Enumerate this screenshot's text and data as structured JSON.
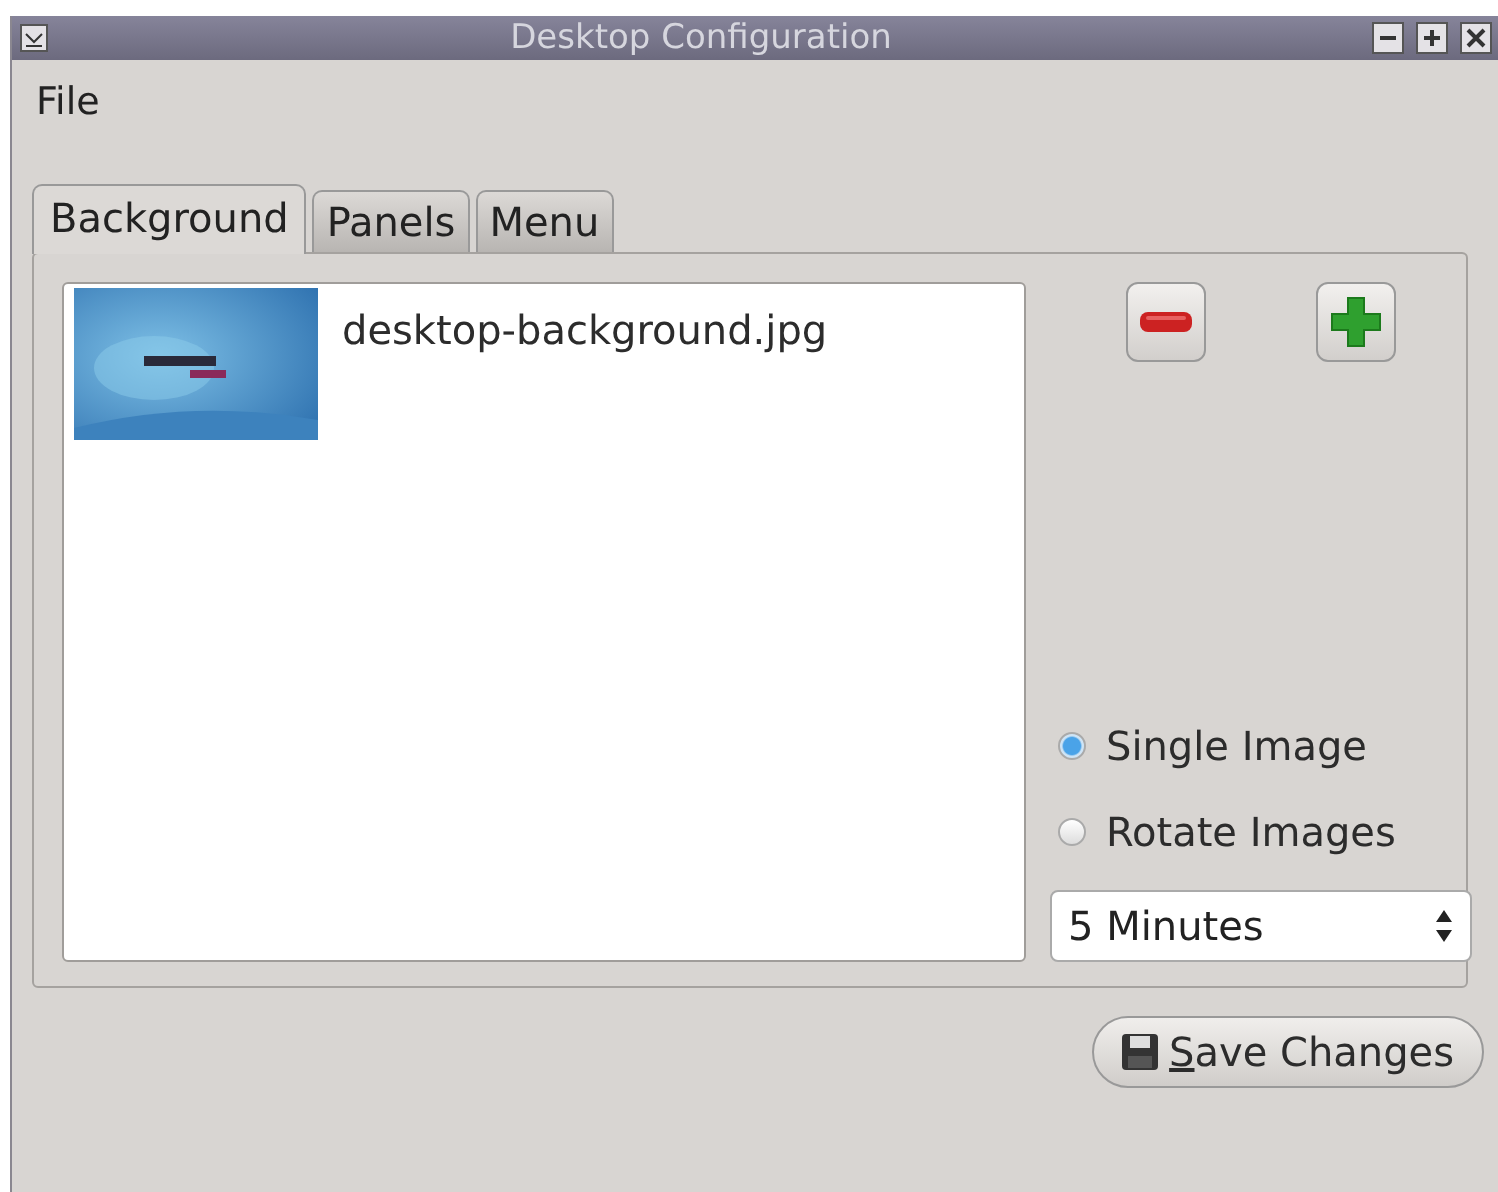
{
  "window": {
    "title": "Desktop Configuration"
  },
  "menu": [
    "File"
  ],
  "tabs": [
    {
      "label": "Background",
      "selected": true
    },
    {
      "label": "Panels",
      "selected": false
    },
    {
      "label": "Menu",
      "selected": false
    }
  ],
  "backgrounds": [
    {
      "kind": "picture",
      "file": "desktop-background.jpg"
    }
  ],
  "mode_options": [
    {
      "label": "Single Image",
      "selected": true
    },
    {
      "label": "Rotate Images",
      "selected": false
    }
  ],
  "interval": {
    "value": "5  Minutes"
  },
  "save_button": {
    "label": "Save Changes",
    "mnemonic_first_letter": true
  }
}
---
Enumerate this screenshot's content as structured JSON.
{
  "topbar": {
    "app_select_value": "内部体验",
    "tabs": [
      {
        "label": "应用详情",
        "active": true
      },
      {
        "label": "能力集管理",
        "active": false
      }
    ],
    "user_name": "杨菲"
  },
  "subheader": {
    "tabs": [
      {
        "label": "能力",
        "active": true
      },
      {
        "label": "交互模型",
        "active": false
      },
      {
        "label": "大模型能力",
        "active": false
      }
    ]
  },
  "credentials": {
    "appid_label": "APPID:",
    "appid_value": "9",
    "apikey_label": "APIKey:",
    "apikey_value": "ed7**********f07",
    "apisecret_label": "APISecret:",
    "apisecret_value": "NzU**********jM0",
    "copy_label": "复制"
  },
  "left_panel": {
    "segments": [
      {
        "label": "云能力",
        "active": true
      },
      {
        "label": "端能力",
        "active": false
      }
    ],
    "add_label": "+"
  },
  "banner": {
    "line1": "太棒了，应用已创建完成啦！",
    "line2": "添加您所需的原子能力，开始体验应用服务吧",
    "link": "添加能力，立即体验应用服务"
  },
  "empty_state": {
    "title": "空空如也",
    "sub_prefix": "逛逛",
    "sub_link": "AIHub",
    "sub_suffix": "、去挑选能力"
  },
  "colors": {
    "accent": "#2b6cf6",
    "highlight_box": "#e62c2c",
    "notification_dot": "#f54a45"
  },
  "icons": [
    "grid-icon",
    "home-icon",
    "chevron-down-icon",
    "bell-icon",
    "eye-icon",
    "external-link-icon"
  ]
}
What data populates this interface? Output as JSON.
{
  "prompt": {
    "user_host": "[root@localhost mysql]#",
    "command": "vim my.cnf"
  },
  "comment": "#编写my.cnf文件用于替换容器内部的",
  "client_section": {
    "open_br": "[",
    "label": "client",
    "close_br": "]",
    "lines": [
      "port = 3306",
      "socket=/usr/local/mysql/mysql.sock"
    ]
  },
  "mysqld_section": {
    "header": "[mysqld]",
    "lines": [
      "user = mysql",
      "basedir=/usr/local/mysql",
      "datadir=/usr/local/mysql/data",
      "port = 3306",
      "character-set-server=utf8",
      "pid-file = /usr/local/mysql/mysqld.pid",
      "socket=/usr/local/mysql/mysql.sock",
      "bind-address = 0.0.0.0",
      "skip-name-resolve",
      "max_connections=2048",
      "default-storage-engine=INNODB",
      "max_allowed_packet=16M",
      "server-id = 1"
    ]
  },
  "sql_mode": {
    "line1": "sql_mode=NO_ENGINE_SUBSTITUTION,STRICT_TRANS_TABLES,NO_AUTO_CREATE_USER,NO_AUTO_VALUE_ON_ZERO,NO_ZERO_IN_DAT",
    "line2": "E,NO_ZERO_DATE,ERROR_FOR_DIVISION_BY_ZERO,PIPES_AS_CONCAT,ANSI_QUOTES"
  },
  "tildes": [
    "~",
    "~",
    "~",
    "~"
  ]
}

• [WHAT TO PRODUCE]: Identify the lines above that contain the word "Enumerate", then copy them.

• [EXERCISE RESPONSE]:
Enumerate this screenshot's text and data as structured JSON.
Enumerate this screenshot's content as structured JSON.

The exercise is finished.